Track down every line below that holds "much" and copy it.
═════ Listing ═════
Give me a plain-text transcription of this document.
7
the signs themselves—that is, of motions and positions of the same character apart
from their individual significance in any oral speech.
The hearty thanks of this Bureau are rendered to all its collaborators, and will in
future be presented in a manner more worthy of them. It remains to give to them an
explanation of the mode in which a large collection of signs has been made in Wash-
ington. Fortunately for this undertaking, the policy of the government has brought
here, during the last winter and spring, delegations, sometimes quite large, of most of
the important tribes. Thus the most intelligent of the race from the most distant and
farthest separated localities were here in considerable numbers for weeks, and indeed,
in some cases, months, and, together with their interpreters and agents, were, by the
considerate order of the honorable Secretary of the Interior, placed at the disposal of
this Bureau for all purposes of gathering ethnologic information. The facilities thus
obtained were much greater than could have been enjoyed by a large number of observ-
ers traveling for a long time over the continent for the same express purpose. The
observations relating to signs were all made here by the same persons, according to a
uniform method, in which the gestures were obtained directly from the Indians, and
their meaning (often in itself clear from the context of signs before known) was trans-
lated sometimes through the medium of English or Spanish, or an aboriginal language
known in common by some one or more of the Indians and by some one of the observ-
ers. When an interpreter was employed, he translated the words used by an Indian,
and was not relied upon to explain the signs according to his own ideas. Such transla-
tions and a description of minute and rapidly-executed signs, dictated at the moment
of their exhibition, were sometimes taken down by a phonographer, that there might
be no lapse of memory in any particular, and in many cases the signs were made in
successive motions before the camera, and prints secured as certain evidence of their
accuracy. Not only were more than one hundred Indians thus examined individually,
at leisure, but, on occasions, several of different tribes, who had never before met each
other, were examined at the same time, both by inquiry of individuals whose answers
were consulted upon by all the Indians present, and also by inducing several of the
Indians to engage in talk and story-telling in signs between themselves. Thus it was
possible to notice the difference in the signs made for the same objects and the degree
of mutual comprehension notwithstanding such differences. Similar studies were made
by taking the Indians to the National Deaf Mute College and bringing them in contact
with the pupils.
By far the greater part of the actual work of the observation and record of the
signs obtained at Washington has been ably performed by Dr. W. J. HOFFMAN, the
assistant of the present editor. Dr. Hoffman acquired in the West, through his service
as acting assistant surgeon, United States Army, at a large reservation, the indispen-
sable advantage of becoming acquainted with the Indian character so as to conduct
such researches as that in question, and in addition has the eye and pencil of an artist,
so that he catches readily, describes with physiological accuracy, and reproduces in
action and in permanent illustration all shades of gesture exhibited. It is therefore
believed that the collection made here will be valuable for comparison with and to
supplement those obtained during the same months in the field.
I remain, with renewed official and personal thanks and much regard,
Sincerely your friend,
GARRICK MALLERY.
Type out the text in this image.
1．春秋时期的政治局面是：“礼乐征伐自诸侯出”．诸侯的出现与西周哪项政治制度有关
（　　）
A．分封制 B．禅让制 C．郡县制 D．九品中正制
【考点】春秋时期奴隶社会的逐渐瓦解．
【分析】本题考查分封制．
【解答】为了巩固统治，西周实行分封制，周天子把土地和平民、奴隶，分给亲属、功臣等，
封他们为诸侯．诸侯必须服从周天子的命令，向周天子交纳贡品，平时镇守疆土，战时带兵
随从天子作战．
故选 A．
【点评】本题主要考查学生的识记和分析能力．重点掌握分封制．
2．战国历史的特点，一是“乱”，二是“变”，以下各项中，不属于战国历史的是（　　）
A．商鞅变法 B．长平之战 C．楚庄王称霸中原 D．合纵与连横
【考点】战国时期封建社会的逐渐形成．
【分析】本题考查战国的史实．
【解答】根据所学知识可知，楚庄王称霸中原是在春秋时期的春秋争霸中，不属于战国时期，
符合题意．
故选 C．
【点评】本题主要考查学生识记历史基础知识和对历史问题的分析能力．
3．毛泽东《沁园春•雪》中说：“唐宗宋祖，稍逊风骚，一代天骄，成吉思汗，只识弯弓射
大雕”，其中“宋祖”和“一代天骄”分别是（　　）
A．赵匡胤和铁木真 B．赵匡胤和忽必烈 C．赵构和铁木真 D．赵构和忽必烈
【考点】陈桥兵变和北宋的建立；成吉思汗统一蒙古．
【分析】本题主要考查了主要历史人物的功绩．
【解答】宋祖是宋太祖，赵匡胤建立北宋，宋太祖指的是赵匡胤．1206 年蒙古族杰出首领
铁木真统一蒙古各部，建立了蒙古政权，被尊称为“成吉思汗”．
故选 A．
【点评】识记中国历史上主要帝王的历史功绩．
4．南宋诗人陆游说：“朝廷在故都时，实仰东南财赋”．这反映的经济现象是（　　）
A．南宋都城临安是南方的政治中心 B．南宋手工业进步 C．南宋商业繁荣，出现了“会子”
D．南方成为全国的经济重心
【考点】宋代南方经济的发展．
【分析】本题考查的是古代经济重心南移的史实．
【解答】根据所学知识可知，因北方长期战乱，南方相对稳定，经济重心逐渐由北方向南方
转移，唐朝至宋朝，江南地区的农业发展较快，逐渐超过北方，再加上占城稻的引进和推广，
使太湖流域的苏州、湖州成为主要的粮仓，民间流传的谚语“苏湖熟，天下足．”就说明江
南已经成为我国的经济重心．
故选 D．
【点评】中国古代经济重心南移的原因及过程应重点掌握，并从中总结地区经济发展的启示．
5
═════
### Finished exercise
obtained were much greater than could have been enjoyed by a large number of observ-
I remain, with renewed official and personal thanks and much regard,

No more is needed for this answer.